**Provided information:**
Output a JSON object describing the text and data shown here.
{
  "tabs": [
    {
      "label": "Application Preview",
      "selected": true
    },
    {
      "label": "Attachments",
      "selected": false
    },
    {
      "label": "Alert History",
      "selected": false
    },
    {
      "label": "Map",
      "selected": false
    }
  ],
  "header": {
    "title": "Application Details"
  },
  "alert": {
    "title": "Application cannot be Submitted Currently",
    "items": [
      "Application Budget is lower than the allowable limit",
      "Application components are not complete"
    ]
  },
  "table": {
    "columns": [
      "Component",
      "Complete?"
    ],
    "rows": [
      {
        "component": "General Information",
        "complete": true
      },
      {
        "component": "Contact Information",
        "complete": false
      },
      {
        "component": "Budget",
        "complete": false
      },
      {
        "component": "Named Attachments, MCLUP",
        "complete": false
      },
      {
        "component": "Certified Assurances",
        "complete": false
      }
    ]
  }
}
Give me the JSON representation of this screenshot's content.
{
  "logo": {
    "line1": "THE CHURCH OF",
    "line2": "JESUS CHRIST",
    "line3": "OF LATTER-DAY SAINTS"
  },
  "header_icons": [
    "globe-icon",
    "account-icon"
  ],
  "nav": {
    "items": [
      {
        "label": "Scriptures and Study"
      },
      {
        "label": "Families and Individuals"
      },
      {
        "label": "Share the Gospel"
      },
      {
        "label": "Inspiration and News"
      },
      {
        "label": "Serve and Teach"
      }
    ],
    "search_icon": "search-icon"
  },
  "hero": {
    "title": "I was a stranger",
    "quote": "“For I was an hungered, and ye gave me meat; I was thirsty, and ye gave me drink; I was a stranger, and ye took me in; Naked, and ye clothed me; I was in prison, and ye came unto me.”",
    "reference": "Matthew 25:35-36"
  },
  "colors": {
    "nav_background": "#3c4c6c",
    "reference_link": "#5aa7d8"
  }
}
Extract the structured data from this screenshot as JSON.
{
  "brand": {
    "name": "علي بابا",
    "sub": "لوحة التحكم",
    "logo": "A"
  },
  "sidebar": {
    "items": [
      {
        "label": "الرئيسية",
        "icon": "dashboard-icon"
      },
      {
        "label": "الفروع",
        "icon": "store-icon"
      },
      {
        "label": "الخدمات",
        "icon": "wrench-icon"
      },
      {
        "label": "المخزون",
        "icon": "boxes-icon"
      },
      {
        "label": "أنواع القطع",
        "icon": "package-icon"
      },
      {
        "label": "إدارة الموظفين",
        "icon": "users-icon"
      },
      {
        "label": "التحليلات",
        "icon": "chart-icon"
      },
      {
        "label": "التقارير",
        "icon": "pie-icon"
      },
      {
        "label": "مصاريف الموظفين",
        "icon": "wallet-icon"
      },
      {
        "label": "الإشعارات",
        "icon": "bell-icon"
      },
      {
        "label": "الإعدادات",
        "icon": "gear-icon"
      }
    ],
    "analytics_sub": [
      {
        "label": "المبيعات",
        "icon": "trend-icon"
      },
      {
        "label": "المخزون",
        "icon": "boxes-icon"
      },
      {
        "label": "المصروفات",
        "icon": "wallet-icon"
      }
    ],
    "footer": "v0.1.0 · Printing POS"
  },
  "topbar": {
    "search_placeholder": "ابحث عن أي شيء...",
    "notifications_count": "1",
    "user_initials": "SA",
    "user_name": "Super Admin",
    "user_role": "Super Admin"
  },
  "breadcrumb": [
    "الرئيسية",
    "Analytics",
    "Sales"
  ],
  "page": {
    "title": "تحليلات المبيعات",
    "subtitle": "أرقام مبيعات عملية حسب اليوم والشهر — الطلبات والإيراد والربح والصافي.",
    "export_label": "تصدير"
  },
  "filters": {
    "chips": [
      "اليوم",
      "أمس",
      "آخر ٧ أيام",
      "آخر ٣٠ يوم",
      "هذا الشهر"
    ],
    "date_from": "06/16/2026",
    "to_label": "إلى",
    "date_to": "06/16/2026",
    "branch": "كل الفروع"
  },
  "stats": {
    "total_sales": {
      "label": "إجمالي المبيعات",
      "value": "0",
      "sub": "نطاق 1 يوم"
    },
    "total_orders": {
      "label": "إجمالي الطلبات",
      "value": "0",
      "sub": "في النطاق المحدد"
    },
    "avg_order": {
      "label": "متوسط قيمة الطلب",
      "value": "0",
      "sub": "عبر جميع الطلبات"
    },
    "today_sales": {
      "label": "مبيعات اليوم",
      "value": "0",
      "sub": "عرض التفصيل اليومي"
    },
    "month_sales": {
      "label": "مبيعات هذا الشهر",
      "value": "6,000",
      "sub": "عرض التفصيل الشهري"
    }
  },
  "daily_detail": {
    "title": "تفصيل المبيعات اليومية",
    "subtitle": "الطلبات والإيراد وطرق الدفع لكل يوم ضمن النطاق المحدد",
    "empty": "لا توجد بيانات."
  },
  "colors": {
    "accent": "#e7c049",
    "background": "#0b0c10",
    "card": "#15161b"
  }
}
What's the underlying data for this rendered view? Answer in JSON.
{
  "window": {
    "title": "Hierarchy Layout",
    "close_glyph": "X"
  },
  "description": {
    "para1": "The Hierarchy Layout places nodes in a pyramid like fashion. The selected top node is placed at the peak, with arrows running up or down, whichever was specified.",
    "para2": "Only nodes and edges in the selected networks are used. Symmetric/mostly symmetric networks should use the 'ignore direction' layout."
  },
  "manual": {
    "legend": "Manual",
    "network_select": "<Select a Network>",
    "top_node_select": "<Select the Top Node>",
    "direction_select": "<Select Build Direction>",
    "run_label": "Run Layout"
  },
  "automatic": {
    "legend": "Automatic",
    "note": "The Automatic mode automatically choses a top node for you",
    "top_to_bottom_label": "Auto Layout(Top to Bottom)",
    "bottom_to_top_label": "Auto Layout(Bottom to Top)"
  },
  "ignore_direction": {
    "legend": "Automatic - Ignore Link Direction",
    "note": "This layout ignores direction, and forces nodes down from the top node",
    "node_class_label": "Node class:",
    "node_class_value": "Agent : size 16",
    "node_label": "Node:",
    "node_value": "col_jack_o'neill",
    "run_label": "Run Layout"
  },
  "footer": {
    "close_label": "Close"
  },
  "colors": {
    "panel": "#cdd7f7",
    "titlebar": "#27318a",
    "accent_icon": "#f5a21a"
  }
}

**Exercise directions:** Print all of the data exactly as it was given.

**Result:**
Output a JSON object describing the text and data shown here.
{
  "tabs": [
    {
      "label": "Application Preview",
      "selected": true
    },
    {
      "label": "Attachments",
      "selected": false
    },
    {
      "label": "Alert History",
      "selected": false
    },
    {
      "label": "Map",
      "selected": false
    }
  ],
  "header": {
    "title": "Application Details"
  },
  "alert": {
    "title": "Application cannot be Submitted Currently",
    "items": [
      "Application Budget is lower than the allowable limit",
      "Application components are not complete"
    ]
  },
  "table": {
    "columns": [
      "Component",
      "Complete?"
    ],
    "rows": [
      {
        "component": "General Information",
        "complete": true
      },
      {
        "component": "Contact Information",
        "complete": false
      },
      {
        "component": "Budget",
        "complete": false
      },
      {
        "component": "Named Attachments, MCLUP",
        "complete": false
      },
      {
        "component": "Certified Assurances",
        "complete": false
      }
    ]
  }
}
Give me the JSON representation of this screenshot's content.
{
  "logo": {
    "line1": "THE CHURCH OF",
    "line2": "JESUS CHRIST",
    "line3": "OF LATTER-DAY SAINTS"
  },
  "header_icons": [
    "globe-icon",
    "account-icon"
  ],
  "nav": {
    "items": [
      {
        "label": "Scriptures and Study"
      },
      {
        "label": "Families and Individuals"
      },
      {
        "label": "Share the Gospel"
      },
      {
        "label": "Inspiration and News"
      },
      {
        "label": "Serve and Teach"
      }
    ],
    "search_icon": "search-icon"
  },
  "hero": {
    "title": "I was a stranger",
    "quote": "“For I was an hungered, and ye gave me meat; I was thirsty, and ye gave me drink; I was a stranger, and ye took me in; Naked, and ye clothed me; I was in prison, and ye came unto me.”",
    "reference": "Matthew 25:35-36"
  },
  "colors": {
    "nav_background": "#3c4c6c",
    "reference_link": "#5aa7d8"
  }
}
Extract the structured data from this screenshot as JSON.
{
  "brand": {
    "name": "علي بابا",
    "sub": "لوحة التحكم",
    "logo": "A"
  },
  "sidebar": {
    "items": [
      {
        "label": "الرئيسية",
        "icon": "dashboard-icon"
      },
      {
        "label": "الفروع",
        "icon": "store-icon"
      },
      {
        "label": "الخدمات",
        "icon": "wrench-icon"
      },
      {
        "label": "المخزون",
        "icon": "boxes-icon"
      },
      {
        "label": "أنواع القطع",
        "icon": "package-icon"
      },
      {
        "label": "إدارة الموظفين",
        "icon": "users-icon"
      },
      {
        "label": "التحليلات",
        "icon": "chart-icon"
      },
      {
        "label": "التقارير",
        "icon": "pie-icon"
      },
      {
        "label": "مصاريف الموظفين",
        "icon": "wallet-icon"
      },
      {
        "label": "الإشعارات",
        "icon": "bell-icon"
      },
      {
        "label": "الإعدادات",
        "icon": "gear-icon"
      }
    ],
    "analytics_sub": [
      {
        "label": "المبيعات",
        "icon": "trend-icon"
      },
      {
        "label": "المخزون",
        "icon": "boxes-icon"
      },
      {
        "label": "المصروفات",
        "icon": "wallet-icon"
      }
    ],
    "footer": "v0.1.0 · Printing POS"
  },
  "topbar": {
    "search_placeholder": "ابحث عن أي شيء...",
    "notifications_count": "1",
    "user_initials": "SA",
    "user_name": "Super Admin",
    "user_role": "Super Admin"
  },
  "breadcrumb": [
    "الرئيسية",
    "Analytics",
    "Sales"
  ],
  "page": {
    "title": "تحليلات المبيعات",
    "subtitle": "أرقام مبيعات عملية حسب اليوم والشهر — الطلبات والإيراد والربح والصافي.",
    "export_label": "تصدير"
  },
  "filters": {
    "chips": [
      "اليوم",
      "أمس",
      "آخر ٧ أيام",
      "آخر ٣٠ يوم",
      "هذا الشهر"
    ],
    "date_from": "06/16/2026",
    "to_label": "إلى",
    "date_to": "06/16/2026",
    "branch": "كل الفروع"
  },
  "stats": {
    "total_sales": {
      "label": "إجمالي المبيعات",
      "value": "0",
      "sub": "نطاق 1 يوم"
    },
    "total_orders": {
      "label": "إجمالي الطلبات",
      "value": "0",
      "sub": "في النطاق المحدد"
    },
    "avg_order": {
      "label": "متوسط قيمة الطلب",
      "value": "0",
      "sub": "عبر جميع الطلبات"
    },
    "today_sales": {
      "label": "مبيعات اليوم",
      "value": "0",
      "sub": "عرض التفصيل اليومي"
    },
    "month_sales": {
      "label": "مبيعات هذا الشهر",
      "value": "6,000",
      "sub": "عرض التفصيل الشهري"
    }
  },
  "daily_detail": {
    "title": "تفصيل المبيعات اليومية",
    "subtitle": "الطلبات والإيراد وطرق الدفع لكل يوم ضمن النطاق المحدد",
    "empty": "لا توجد بيانات."
  },
  "colors": {
    "accent": "#e7c049",
    "background": "#0b0c10",
    "card": "#15161b"
  }
}
What's the underlying data for this rendered view? Answer in JSON.
{
  "window": {
    "title": "Hierarchy Layout",
    "close_glyph": "X"
  },
  "description": {
    "para1": "The Hierarchy Layout places nodes in a pyramid like fashion. The selected top node is placed at the peak, with arrows running up or down, whichever was specified.",
    "para2": "Only nodes and edges in the selected networks are used. Symmetric/mostly symmetric networks should use the 'ignore direction' layout."
  },
  "manual": {
    "legend": "Manual",
    "network_select": "<Select a Network>",
    "top_node_select": "<Select the Top Node>",
    "direction_select": "<Select Build Direction>",
    "run_label": "Run Layout"
  },
  "automatic": {
    "legend": "Automatic",
    "note": "The Automatic mode automatically choses a top node for you",
    "top_to_bottom_label": "Auto Layout(Top to Bottom)",
    "bottom_to_top_label": "Auto Layout(Bottom to Top)"
  },
  "ignore_direction": {
    "legend": "Automatic - Ignore Link Direction",
    "note": "This layout ignores direction, and forces nodes down from the top node",
    "node_class_label": "Node class:",
    "node_class_value": "Agent : size 16",
    "node_label": "Node:",
    "node_value": "col_jack_o'neill",
    "run_label": "Run Layout"
  },
  "footer": {
    "close_label": "Close"
  },
  "colors": {
    "panel": "#cdd7f7",
    "titlebar": "#27318a",
    "accent_icon": "#f5a21a"
  }
}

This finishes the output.